__Task details__
Among the entries below, find how many lines carry the word "this" and state only that figure.

__Given data__
═══
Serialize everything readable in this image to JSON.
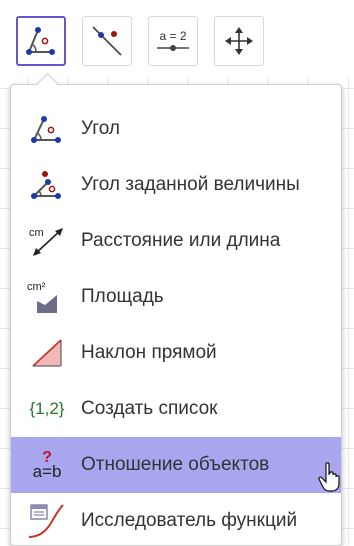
{
  "toolbar": {
    "buttons": [
      {
        "icon": "angle-icon",
        "active": true
      },
      {
        "icon": "line-point-icon",
        "active": false
      },
      {
        "icon": "slider-icon",
        "label": "a = 2",
        "active": false
      },
      {
        "icon": "move-icon",
        "active": false
      }
    ]
  },
  "menu": {
    "items": [
      {
        "icon": "angle-icon",
        "label": "Угол"
      },
      {
        "icon": "angle-given-size-icon",
        "label": "Угол заданной величины"
      },
      {
        "icon": "distance-length-icon",
        "icon_text": "cm",
        "label": "Расстояние или длина"
      },
      {
        "icon": "area-icon",
        "icon_text": "cm²",
        "label": "Площадь"
      },
      {
        "icon": "slope-icon",
        "label": "Наклон прямой"
      },
      {
        "icon": "create-list-icon",
        "icon_text": "{1,2}",
        "label": "Создать список"
      },
      {
        "icon": "relation-icon",
        "icon_text_top": "?",
        "icon_text": "a=b",
        "label": "Отношение объектов",
        "hover": true
      },
      {
        "icon": "function-inspector-icon",
        "label": "Исследователь функций"
      }
    ]
  },
  "colors": {
    "accent": "#6557d2",
    "hover_bg": "#a9a6f0",
    "point_blue": "#1a3aa8",
    "point_red": "#a01010",
    "list_green": "#2a7a2a",
    "relation_red": "#c4162a"
  }
}
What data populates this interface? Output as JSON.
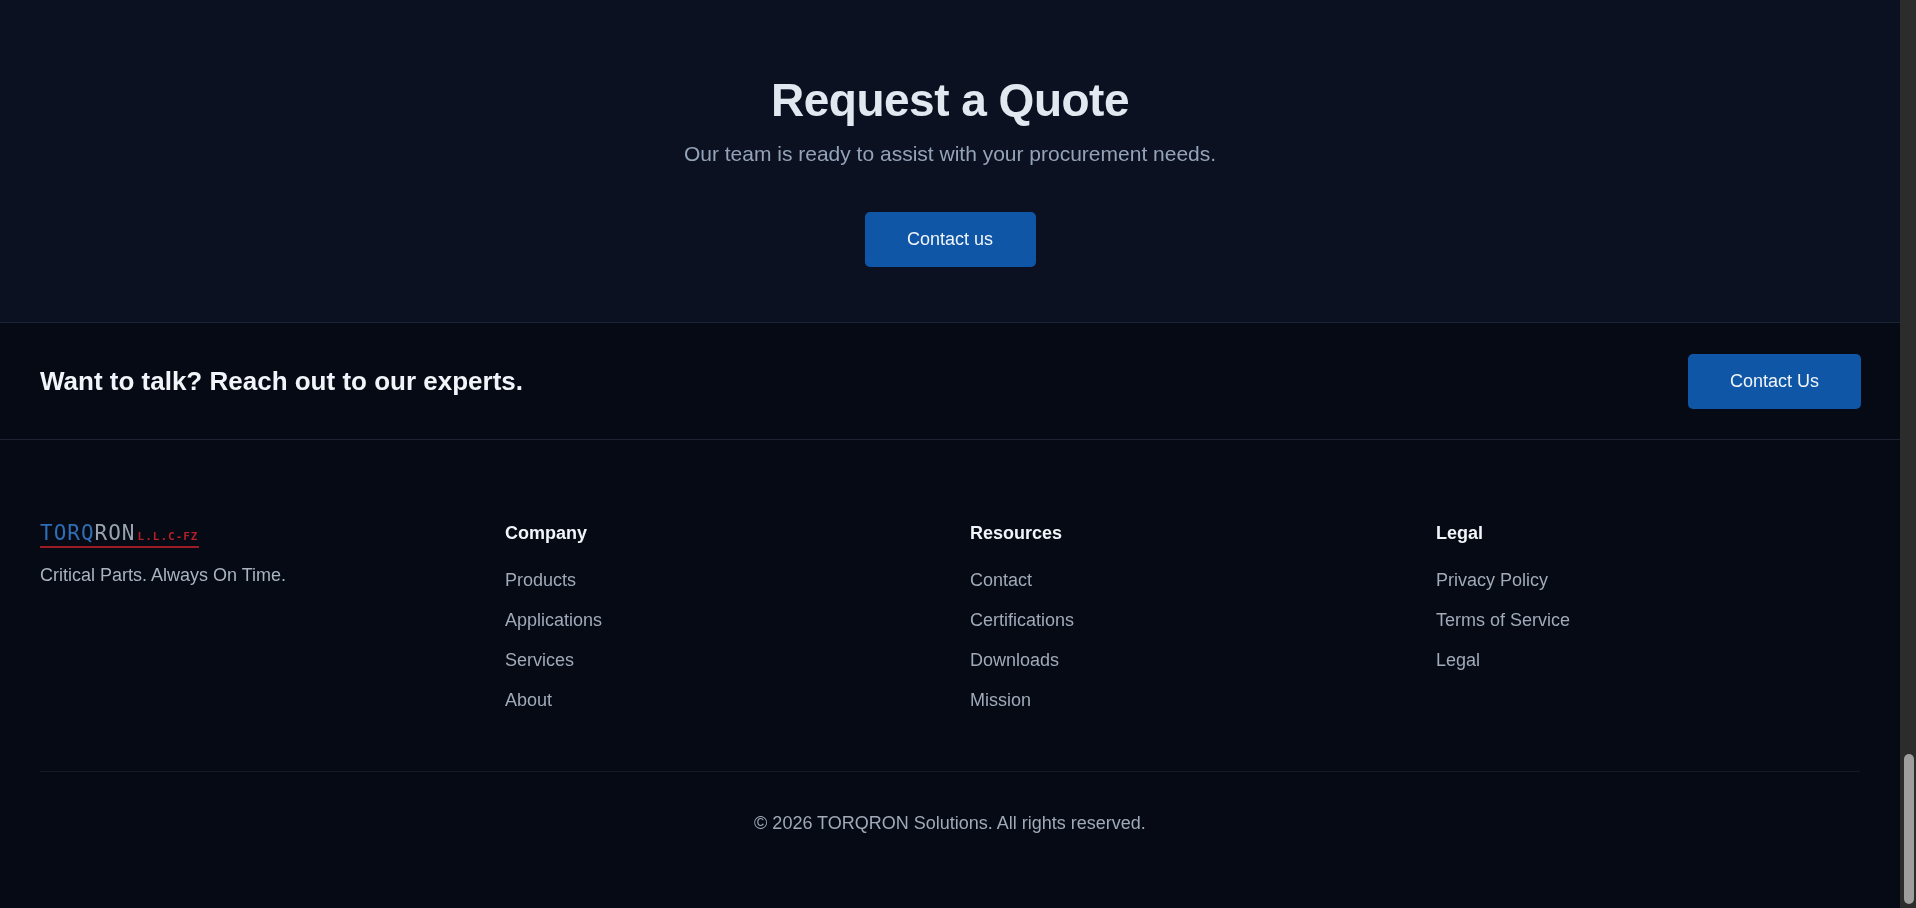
{
  "quote": {
    "title": "Request a Quote",
    "subtitle": "Our team is ready to assist with your procurement needs.",
    "button": "Contact us"
  },
  "cta": {
    "text": "Want to talk? Reach out to our experts.",
    "button": "Contact Us"
  },
  "footer": {
    "logo": {
      "primary": "TORQ",
      "secondary": "RON",
      "suffix": "L.L.C-FZ"
    },
    "tagline": "Critical Parts. Always On Time.",
    "columns": [
      {
        "heading": "Company",
        "links": [
          "Products",
          "Applications",
          "Services",
          "About"
        ]
      },
      {
        "heading": "Resources",
        "links": [
          "Contact",
          "Certifications",
          "Downloads",
          "Mission"
        ]
      },
      {
        "heading": "Legal",
        "links": [
          "Privacy Policy",
          "Terms of Service",
          "Legal"
        ]
      }
    ],
    "copyright": "© 2026 TORQRON Solutions. All rights reserved."
  }
}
═══
__Exercise result__
2